Selected passage –

1961, 28 August. 2.50 kr light green Three Crowns. Qty: 19,600,000.
1958, 17 September. 5 kr the Royal Palace, Stockholm II. Qty: 16,500,000.

The red label marked with a capital V for value marks that the item is insured. In 1968 the fee for insurance was 1.40 kr + 0.10 kr per 1.000 kr insured. It took only one day to get the parcel to Stockholm and two days later the parcel was picked up by the General Manager Mr. Pehrsson.

The stamp at the left is the 10 öre in the low denomination series New Numeral Type, the two others are typical parcel stamps: the 2.50 from the Three Crowns series and the 5 kr Royal Palace. Originally the 2.50 kr was used to cover the fee for parcels weighing between 3 and 5 kg from 1961 to until July 1964 when it instead covered the weight class 1 - 3 kg until July 1965.


22 February 2016

Air mail to Chicago

Another post with two letters. Both letters were sent to Borg-Warner Corporation in Chicago, Il in the end of 1954. The first one was sent on Friday 5 November and it was a registered letter dealt with by the Post Office Stockholm 1, the main post office of Stockholm situated on 28 - 34 Wasa Street (Wasagatan 28 - 34).  Stockholm 1 was also co-located with the head office of the Swedish Post, where the Swedish Post actually filled up two blocks along Master Samuel's Street (Mäster Samuelsgatan) . The stamp print shop was also located there but in the middle of the two blocks towards Klara North Church Street (Klara Norra kyrkogata).

Requests –
a - According to the postal history text, where was Post Office Stockholm 1 located?
b - Which streets are named in the postal history text? List every one.
c - Pick up the postal history text after its final sentence and keep writing it.
The items that come next are separate material, unrelated to the postal history text.

Supplied information –
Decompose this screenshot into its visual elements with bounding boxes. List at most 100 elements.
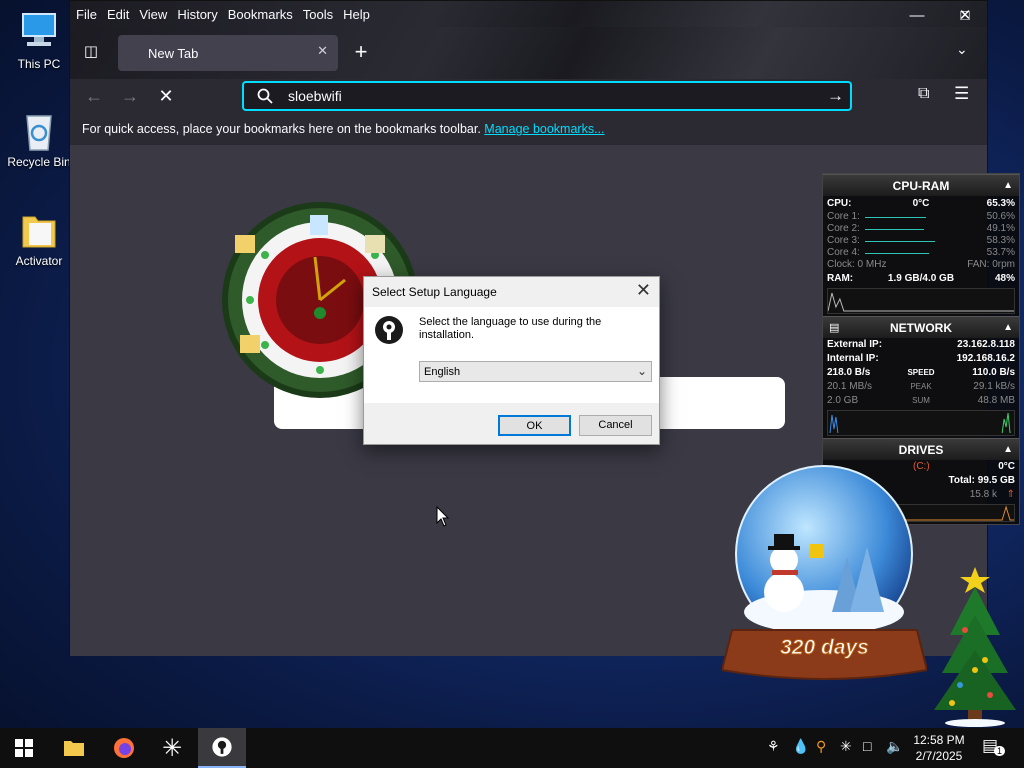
asterisk-app-icon: ✳: [161, 734, 183, 762]
fan-value: FAN: 0rpm: [967, 259, 1015, 270]
desktop-icon-recycle-bin[interactable]: Recycle Bin: [4, 108, 74, 169]
language-select[interactable]: English ⌄: [419, 361, 652, 382]
installer-icon: [375, 316, 403, 344]
menu-help[interactable]: Help: [343, 7, 370, 22]
file-explorer-button[interactable]: [50, 728, 98, 768]
go-arrow-icon[interactable]: →: [827, 86, 844, 106]
ram-value: 1.9 GB/4.0 GB: [887, 273, 955, 284]
peak-up: 29.1 kB/s: [973, 381, 1015, 392]
dialog-body: Select the language to use during the in…: [364, 307, 659, 403]
christmas-tree-widget: [934, 567, 1016, 727]
ram-row: RAM: 1.9 GB/4.0 GB 48%: [823, 271, 1019, 286]
language-selected-value: English: [424, 366, 461, 378]
desktop-icon-label: This PC: [17, 57, 61, 71]
url-bar[interactable]: sloebwifi →: [242, 81, 852, 111]
core-bar: [865, 253, 929, 254]
notification-center-button[interactable]: ▤ 1: [980, 736, 1006, 760]
stop-loading-button[interactable]: ✕: [152, 84, 180, 108]
core-label: Core 4:: [827, 247, 860, 258]
volume-icon[interactable]: 🔈: [886, 738, 903, 755]
app-menu-icon[interactable]: ☰: [954, 84, 969, 104]
desktop-icon-label: Activator: [15, 254, 63, 268]
network-graph-line: [829, 412, 1011, 434]
list-tabs-chevron-icon[interactable]: ⌄: [956, 41, 968, 58]
speed-up: 110.0 B/s: [972, 367, 1015, 378]
external-ip-label: External IP:: [827, 339, 883, 350]
menu-view[interactable]: View: [139, 7, 167, 22]
tab-close-icon[interactable]: ✕: [317, 43, 328, 59]
tab-title: New Tab: [148, 45, 199, 61]
dialog-message: Select the language to use during the in…: [419, 316, 602, 341]
clock-date: 2/7/2025: [915, 749, 963, 763]
menu-file[interactable]: File: [76, 7, 97, 22]
new-tab-button[interactable]: +: [348, 39, 374, 65]
cpu-usage: 65.3%: [986, 198, 1015, 209]
app-button[interactable]: ✳: [148, 728, 196, 768]
menu-tools[interactable]: Tools: [303, 7, 333, 22]
core-value: 58.3%: [986, 235, 1015, 246]
desktop-icon-activator[interactable]: Activator: [4, 207, 74, 268]
core-label: Core 3:: [827, 235, 860, 246]
ram-percent: 48%: [994, 273, 1015, 284]
firefox-button[interactable]: [100, 728, 148, 768]
extensions-icon[interactable]: ⧉: [918, 85, 929, 103]
clock-fan-row: Clock: 0 MHz FAN: 0rpm: [823, 259, 1019, 271]
monitor-icon: ▤: [829, 322, 840, 334]
core-value: 50.6%: [986, 211, 1015, 222]
recycle-bin-icon: [26, 115, 52, 151]
tab-new-tab[interactable]: New Tab ✕: [118, 35, 338, 71]
tab-manager-icon[interactable]: ◫: [80, 41, 102, 63]
collapse-icon[interactable]: ▲: [1003, 317, 1013, 339]
chevron-down-icon: ⌄: [636, 364, 647, 378]
computer-icon: [22, 13, 56, 46]
core-label: Core 1:: [827, 211, 860, 222]
menu-bookmarks[interactable]: Bookmarks: [228, 7, 293, 22]
search-icon: [257, 88, 273, 104]
folder-icon: [64, 741, 84, 756]
core-bar: [865, 229, 924, 230]
cpu-ram-header: CPU-RAM ▲: [823, 174, 1019, 196]
search-tray-icon[interactable]: ⚲: [816, 738, 826, 755]
droplet-icon[interactable]: 💧: [792, 738, 809, 755]
installer-taskbar-button[interactable]: [198, 728, 246, 768]
core-label: Core 2:: [827, 223, 860, 234]
cpu-graph-line: [827, 292, 1014, 312]
notification-count: 1: [994, 746, 1006, 756]
cancel-button[interactable]: Cancel: [579, 415, 652, 436]
dialog-close-icon[interactable]: ✕: [636, 280, 651, 301]
clock-time: 12:58 PM: [913, 733, 965, 747]
core-value: 49.1%: [986, 223, 1015, 234]
drive-total: Total: 99.5 GB: [948, 475, 1016, 486]
taskbar-clock[interactable]: 12:58 PM 2/7/2025: [908, 732, 970, 764]
menu-edit[interactable]: Edit: [107, 7, 129, 22]
ok-button[interactable]: OK: [498, 415, 571, 436]
asterisk-tray-icon[interactable]: ✳: [840, 738, 852, 755]
sum-up: 48.8 MB: [977, 395, 1015, 406]
core-row: Core 4: 53.7%: [823, 247, 1019, 259]
desktop-icon-this-pc[interactable]: This PC: [4, 10, 74, 71]
navigation-bar: ← → ✕ sloebwifi → ⧉ ☰: [70, 79, 987, 113]
internal-ip-row: Internal IP: 192.168.16.2: [823, 352, 1019, 366]
network-graph: [827, 410, 1015, 436]
collapse-icon[interactable]: ▲: [1003, 439, 1013, 461]
core-bar: [865, 241, 935, 242]
network-title: NETWORK: [890, 321, 952, 335]
core-row: Core 3: 58.3%: [823, 235, 1019, 247]
menu-history[interactable]: History: [177, 7, 217, 22]
manage-bookmarks-link[interactable]: Manage bookmarks...: [484, 122, 604, 136]
back-button[interactable]: ←: [80, 84, 108, 108]
folder-icon: [22, 216, 56, 248]
drives-header: DRIVES ▲: [823, 438, 1019, 460]
forward-button[interactable]: →: [116, 84, 144, 108]
taskbar: ✳ ⚘ 💧 ⚲ ✳ □ 🔈 12:58 PM 2/7/2025 ▤ 1: [0, 728, 1024, 768]
days-counter: 320 days: [780, 636, 870, 660]
start-button[interactable]: [0, 728, 48, 768]
core-row: Core 1: 50.6%: [823, 211, 1019, 223]
people-icon[interactable]: ⚘: [767, 738, 780, 755]
url-input-value[interactable]: sloebwifi: [288, 88, 342, 104]
windows-logo-icon: [15, 739, 33, 757]
collapse-icon[interactable]: ▲: [1003, 175, 1013, 197]
external-ip-value: 23.162.8.118: [957, 339, 1015, 350]
network-icon[interactable]: □: [863, 738, 871, 754]
network-header: ▤ NETWORK ▲: [823, 316, 1019, 338]
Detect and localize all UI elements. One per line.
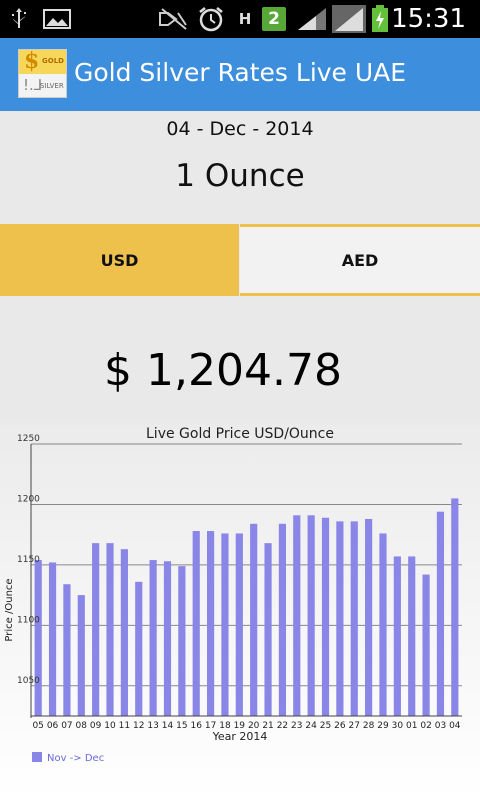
bar-17 — [206, 531, 215, 716]
status-bar: H 2 15:31 — [0, 0, 480, 38]
x-tick-label: 02 — [420, 721, 431, 731]
y-tick-label: 1250 — [17, 434, 40, 444]
bar-15 — [178, 566, 186, 716]
bar-21 — [264, 543, 272, 716]
x-tick-label: 11 — [119, 721, 130, 731]
x-tick-label: 06 — [47, 721, 59, 731]
bar-09 — [92, 543, 100, 716]
tab-aed[interactable]: AED — [240, 224, 480, 296]
x-tick-label: 27 — [349, 721, 360, 731]
x-tick-label: 14 — [162, 721, 174, 731]
bar-19 — [235, 533, 243, 716]
signal-icon-2 — [332, 5, 366, 33]
x-tick-label: 23 — [291, 721, 302, 731]
x-tick-label: 10 — [104, 721, 116, 731]
bar-20 — [250, 523, 258, 716]
chart-title: Live Gold Price USD/Ounce — [146, 426, 334, 442]
x-tick-label: 03 — [435, 721, 446, 731]
bar-24 — [307, 515, 315, 716]
bar-27 — [350, 521, 358, 716]
x-tick-label: 04 — [449, 721, 461, 731]
notification-count-icon: 2 — [262, 7, 286, 31]
bar-16 — [192, 531, 200, 716]
app-logo: $ GOLD !.⅃ SILVER — [18, 48, 67, 98]
x-tick-label: 26 — [334, 721, 346, 731]
x-tick-label: 16 — [190, 721, 202, 731]
x-tick-label: 07 — [61, 721, 72, 731]
bar-10 — [106, 543, 114, 716]
bar-12 — [135, 581, 143, 716]
bar-08 — [77, 595, 85, 716]
bar-11 — [120, 549, 128, 716]
bar-02 — [422, 574, 430, 716]
y-tick-label: 1150 — [17, 555, 40, 565]
bar-01 — [408, 556, 416, 716]
bar-03 — [436, 511, 445, 716]
bar-26 — [336, 521, 344, 716]
bar-30 — [393, 556, 401, 716]
h-network-icon: H — [238, 10, 252, 28]
signal-muted-icon — [158, 7, 190, 31]
x-tick-label: 28 — [363, 721, 375, 731]
clock: 15:31 — [391, 4, 466, 34]
x-tick-label: 29 — [377, 721, 389, 731]
signal-icon — [296, 7, 328, 31]
bar-23 — [293, 515, 301, 716]
legend-swatch — [32, 752, 42, 762]
y-tick-label: 1200 — [17, 494, 40, 504]
bar-28 — [365, 518, 373, 716]
bar-04 — [451, 498, 459, 716]
usb-icon — [8, 7, 30, 31]
tab-usd[interactable]: USD — [0, 224, 239, 296]
x-tick-label: 30 — [392, 721, 404, 731]
x-tick-label: 22 — [277, 721, 288, 731]
y-axis-label: Price /Ounce — [4, 578, 15, 641]
battery-charging-icon — [370, 5, 390, 32]
x-tick-label: 09 — [90, 721, 102, 731]
x-axis-label: Year 2014 — [212, 730, 268, 743]
x-tick-label: 15 — [176, 721, 187, 731]
x-tick-label: 05 — [32, 721, 43, 731]
bar-25 — [321, 517, 330, 716]
bar-07 — [63, 584, 71, 716]
x-tick-label: 24 — [305, 721, 317, 731]
app-title: Gold Silver Rates Live UAE — [74, 58, 407, 87]
image-icon — [42, 7, 72, 31]
bar-14 — [163, 561, 172, 716]
bar-06 — [48, 562, 57, 716]
gold-price: $ 1,204.78 — [104, 345, 342, 396]
bar-29 — [379, 533, 387, 716]
bar-13 — [149, 560, 157, 716]
x-tick-label: 08 — [76, 721, 88, 731]
x-tick-label: 13 — [147, 721, 158, 731]
x-tick-label: 12 — [133, 721, 144, 731]
action-bar: $ GOLD !.⅃ SILVER Gold Silver Rates Live… — [0, 38, 480, 111]
date-label: 04 - Dec - 2014 — [166, 118, 314, 140]
legend-label: Nov -> Dec — [47, 753, 104, 764]
y-tick-label: 1100 — [17, 615, 40, 625]
bar-18 — [221, 533, 229, 716]
x-tick-label: 25 — [320, 721, 331, 731]
gold-price-chart: Live Gold Price USD/Ounce 05 06 07 08 09 10 11… — [0, 420, 480, 800]
unit-label: 1 Ounce — [175, 158, 305, 194]
x-tick-label: 01 — [406, 721, 417, 731]
y-tick-label: 1050 — [17, 676, 40, 686]
bar-05 — [34, 560, 42, 716]
alarm-icon — [197, 7, 225, 32]
bar-22 — [278, 523, 287, 716]
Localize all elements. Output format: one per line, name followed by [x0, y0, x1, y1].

Answers –
a - On 28 - 34 Wasa Street (Wasagatan 28 - 34).

b -
- Wasa Street (Wasagatan)
- Master Samuel's Street (Mäster Samuelsgatan)
- Klara North Church Street (Klara Norra kyrkogata)

c -
Registered air mail  - 10 g. Fee: 90 öre + registration fee: 40 öre
1954, 15 March. 30 öre red Gustaf VI Adolf type I. Qty: 14,900,000.
1952, 1 July. 50 öre grey Three Crowns. Qty: 23,700,000

There are three labels on the letter cover. The blue one is the air mail label - Par Avion. To the left there is the mandatory registered mail label marked Stockholm 1 with a running number. Below a green label with the text "Utförsel medgiven" which means that the letter also had to pass Swedish Custom. The international registration fee was 40 öre at the time and it all summed up to 1.30 kr. Everything seemed to went well and as you can see the letter arrived in Chicago on the 8th of November according to the U.S Postal Service:

Arrival stamps by U.S. Postal Service in Chicago.
Left: "Old Post Office Stat."
Right: "Reg. Div.

The next letter was sent a month later, on Wednesday 8 December 1954, and handled by the Post Office Gothenburg 1 (Göteborg 1). This letter was slightly heavier, but since no registration was needed the cost was less, 1.15 kr.

The three stamps on a row are the classic line-up of Swedish definitive stamps in the fifties and sixties (at least the first part of the decade). To the left the New Numeral Type a series for complementary low denomination, denominations below the most common postal rates. At the time there was only one stamp the 5 öre, but the series would get both 10 and 15 öre stamps later on. In the middle the Gustaf VI Adolf series used for letters, domestic and international of different weight classes, post cards and printed matter and much more. This was the work horse of the Swedish definitive stamp series. Finally to the right the long running Three Crown series with mainly higher denominations and it did heavy duty for parcels.The orange 1 kr was the Three Crown stamp printed in the highest quantity in the series.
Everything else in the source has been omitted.